Scenario 4: query denied

Symptom: Query returns an error instead of results.

  1. In the audit log, check Status — should show denied or error.
  2. Check Error message — note that BetweenRows deliberately does not reveal which policy caused the denial (404-not-403 principle). The error says "table not found" or "column does not exist," not "blocked by policy X."
  3. Common causes:
    • table_deny hiding the table → "table not found"
    • column_deny removing all selected columns → SQLSTATE 42501
    • policy_required mode with no column_allow → table invisible
    • Write statement (INSERT/UPDATE/DELETE) → read-only enforcement

Scenario 5: investigating an admin change

Symptom: "Who changed this policy?" or "When was this user deactivated?"

  1. Open Admin Audit in the admin UI.
  2. Filter by resource_type (e.g., policy, user, role) and optionally by resource_id.
  3. Each entry shows:
    • Actor — which admin made the change
    • Actioncreate, update, delete, assign, unassign, etc.
    • Changes — JSON diff of what changed (before/after for updates, full snapshot for create/delete)

Admin audit entry showing actor, action, and change diff

Patterns and recipes

Filter the query audit

The API supports these query parameters:

ParameterTypePurpose
user_idUUIDShow only queries from this user
datasource_idUUIDShow only queries on this data source
statusstringsuccess, error, or denied
sincedatetimeEntries after this timestamp
untildatetimeEntries before this timestamp
limitintegerMax entries to return

Example: "Show me all denied queries on production_db in the last hour."

Correlate query and admin audit

When debugging a "policy stopped working," check both logs:

  1. Admin audit — was the policy disabled, unassigned, or edited recently?
  2. Query audit — did the policy appear in policies_applied before the issue started?

The timestamps correlate — find the admin change, then find the first query after it.

Denied writes

BetweenRows is read-only. If a client sends DELETE FROM orders, the proxy rejects it — but the attempt is still audited with status = "denied". Check the query audit for write attempts from users who shouldn't be sending them.

Composition with other features

  • Policy changes take effect immediately. After editing a policy, the next query from any connected user reflects the change. The audit log shows exactly when the change took effect.

++++

**Exercise:**
Carry on the BetweenRows audit log guide from its last sentence.

++++

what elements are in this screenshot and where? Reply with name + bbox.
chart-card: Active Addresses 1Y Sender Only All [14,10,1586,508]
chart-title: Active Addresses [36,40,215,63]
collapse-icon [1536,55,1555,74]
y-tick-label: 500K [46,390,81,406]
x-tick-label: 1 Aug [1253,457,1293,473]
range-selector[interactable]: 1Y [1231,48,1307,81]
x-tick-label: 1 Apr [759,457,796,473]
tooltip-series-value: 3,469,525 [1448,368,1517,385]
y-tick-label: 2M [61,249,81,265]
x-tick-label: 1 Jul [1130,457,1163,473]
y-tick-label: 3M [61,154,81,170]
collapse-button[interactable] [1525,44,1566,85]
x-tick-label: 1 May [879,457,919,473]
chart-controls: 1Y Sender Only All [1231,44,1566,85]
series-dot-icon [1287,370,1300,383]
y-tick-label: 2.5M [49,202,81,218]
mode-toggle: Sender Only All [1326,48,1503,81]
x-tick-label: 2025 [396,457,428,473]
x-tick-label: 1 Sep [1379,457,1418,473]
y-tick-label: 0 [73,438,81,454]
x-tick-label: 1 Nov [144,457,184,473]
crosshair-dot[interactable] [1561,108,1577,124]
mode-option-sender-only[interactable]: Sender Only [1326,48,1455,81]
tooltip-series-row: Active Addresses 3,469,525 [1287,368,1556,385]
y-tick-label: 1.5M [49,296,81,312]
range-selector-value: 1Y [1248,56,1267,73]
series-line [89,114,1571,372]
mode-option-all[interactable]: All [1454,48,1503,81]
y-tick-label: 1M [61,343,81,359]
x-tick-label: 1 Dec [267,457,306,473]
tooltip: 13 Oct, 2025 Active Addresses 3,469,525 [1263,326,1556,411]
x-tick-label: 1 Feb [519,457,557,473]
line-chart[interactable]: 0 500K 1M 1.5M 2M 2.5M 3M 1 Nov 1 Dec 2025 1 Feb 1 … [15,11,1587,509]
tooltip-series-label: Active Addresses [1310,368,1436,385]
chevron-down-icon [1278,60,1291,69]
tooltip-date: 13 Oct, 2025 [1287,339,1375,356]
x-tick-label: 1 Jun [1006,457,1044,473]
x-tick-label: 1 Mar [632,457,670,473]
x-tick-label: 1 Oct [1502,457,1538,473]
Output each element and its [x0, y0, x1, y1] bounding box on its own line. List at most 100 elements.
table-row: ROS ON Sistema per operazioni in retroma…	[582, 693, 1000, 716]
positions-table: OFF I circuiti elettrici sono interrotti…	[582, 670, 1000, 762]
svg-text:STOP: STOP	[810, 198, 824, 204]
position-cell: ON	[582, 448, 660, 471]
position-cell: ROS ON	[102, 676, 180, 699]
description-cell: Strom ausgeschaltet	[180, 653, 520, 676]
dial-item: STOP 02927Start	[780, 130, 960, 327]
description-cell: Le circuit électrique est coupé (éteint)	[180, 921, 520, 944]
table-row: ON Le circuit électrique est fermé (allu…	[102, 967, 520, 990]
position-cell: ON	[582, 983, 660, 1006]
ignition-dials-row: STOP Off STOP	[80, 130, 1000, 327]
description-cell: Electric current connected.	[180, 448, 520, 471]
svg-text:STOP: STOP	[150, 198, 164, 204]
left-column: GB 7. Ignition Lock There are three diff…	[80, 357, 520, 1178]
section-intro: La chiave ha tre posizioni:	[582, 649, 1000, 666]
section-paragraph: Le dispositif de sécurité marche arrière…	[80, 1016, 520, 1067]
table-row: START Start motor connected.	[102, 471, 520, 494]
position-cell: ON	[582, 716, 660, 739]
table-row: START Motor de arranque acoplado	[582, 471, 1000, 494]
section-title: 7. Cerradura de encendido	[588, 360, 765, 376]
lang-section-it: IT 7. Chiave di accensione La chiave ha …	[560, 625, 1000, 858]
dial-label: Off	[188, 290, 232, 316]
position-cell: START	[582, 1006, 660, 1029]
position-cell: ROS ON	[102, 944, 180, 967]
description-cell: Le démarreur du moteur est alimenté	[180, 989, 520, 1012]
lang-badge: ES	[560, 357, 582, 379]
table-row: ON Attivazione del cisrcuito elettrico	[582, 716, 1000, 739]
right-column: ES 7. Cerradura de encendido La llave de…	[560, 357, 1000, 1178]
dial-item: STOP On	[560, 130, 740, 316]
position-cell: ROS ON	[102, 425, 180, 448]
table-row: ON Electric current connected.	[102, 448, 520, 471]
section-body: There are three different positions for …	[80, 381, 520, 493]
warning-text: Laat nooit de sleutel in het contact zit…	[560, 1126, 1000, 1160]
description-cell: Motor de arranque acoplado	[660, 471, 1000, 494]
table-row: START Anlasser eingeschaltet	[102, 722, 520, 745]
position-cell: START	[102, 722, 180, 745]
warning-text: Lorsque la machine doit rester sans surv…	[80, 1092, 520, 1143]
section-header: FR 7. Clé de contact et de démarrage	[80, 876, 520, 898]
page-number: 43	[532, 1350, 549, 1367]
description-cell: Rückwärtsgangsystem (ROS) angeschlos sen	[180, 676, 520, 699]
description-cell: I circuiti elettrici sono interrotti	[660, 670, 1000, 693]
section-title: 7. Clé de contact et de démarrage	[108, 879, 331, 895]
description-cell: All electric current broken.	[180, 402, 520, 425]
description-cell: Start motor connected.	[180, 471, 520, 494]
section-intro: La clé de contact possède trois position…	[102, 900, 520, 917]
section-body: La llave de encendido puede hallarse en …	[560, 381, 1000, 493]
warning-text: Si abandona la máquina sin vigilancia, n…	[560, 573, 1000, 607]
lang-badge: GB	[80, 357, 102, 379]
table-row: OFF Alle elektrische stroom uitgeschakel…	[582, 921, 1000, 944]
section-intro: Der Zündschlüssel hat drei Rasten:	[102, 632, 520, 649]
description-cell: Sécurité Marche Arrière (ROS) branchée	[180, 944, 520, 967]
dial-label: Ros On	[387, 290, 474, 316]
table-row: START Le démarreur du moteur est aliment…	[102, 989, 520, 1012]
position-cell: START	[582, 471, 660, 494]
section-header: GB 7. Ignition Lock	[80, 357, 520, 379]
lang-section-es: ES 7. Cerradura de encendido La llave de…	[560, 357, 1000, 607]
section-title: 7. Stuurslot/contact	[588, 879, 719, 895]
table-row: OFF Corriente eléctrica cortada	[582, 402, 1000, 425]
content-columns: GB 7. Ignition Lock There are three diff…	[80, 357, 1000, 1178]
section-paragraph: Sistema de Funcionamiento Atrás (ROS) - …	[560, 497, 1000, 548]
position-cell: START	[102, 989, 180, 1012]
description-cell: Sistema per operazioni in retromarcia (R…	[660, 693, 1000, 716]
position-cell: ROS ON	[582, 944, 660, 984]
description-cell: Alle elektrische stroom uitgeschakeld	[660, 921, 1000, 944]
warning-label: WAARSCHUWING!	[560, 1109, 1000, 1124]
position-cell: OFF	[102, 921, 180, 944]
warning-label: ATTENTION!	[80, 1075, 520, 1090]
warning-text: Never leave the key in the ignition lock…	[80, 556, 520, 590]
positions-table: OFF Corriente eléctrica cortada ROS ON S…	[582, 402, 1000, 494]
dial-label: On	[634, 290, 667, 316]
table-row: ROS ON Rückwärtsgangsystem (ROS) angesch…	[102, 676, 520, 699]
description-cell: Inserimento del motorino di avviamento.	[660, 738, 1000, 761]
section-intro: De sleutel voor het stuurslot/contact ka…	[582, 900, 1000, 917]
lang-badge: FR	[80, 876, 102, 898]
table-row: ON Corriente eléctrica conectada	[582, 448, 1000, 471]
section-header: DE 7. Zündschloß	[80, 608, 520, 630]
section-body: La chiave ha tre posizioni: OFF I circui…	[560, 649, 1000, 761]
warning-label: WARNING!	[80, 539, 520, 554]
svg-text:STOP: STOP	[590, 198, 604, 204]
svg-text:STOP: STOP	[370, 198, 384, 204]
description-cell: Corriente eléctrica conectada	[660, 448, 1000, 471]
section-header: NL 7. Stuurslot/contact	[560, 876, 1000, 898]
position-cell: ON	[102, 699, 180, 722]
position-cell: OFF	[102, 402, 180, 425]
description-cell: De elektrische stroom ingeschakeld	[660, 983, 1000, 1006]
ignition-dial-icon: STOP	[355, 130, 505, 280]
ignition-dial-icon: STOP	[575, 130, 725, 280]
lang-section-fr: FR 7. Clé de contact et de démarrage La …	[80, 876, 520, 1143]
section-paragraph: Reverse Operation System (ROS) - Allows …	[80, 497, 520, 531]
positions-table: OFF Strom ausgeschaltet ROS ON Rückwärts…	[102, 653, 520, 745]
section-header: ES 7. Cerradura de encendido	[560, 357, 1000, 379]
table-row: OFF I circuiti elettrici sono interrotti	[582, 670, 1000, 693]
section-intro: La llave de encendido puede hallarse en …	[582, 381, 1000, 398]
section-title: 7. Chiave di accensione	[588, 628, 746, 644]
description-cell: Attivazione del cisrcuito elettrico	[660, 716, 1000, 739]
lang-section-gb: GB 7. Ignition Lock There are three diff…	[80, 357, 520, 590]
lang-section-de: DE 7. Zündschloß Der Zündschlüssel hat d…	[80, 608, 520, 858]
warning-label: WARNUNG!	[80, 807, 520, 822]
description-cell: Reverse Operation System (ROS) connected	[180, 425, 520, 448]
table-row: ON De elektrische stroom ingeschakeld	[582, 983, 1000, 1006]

++++

**Task result:**
  • Decision function results are included in policies_applied — you can see whether the function returned fire: true or fire: false and what error (if any) occurred.
  • Rename safety: the audit log denormalizes datasource_name and username at write time, so entries survive entity renames. Historical entries show the name at the time of the query, not the current name.

Limitations and catches

  • Error messages do not reveal policy details. "Table not found" means a table_deny or missing column_allow blocked access, but the error doesn't say which policy. This is intentional (prevents probing). Use the audit log to see which policies fired.
  • Audit entries are written asynchronously. The query result reaches the client before the audit row is committed. In rare crash scenarios, the last few entries may be lost.
  • Admin audit records secrets as boolean flags. Password changes log "field": "password", not the actual hash. Config changes log "config_changed": true, not the connection details.
  • No retention policy yet. Audit entries accumulate indefinitely. Monitor database size and plan manual cleanup if needed.

Troubleshooting

  • Audit log is empty — check: user connected through the proxy (not directly to the upstream), the admin database is writable, RUST_LOG is at info or above.
  • Missing rewritten_query — the query was denied before rewriting. Check status field.
  • Unexpected policies_applied — a policy you didn't expect is firing. Check all assignments: user-scoped, role-scoped, and all-scoped. Remember that role inheritance can bring in policies from parent roles.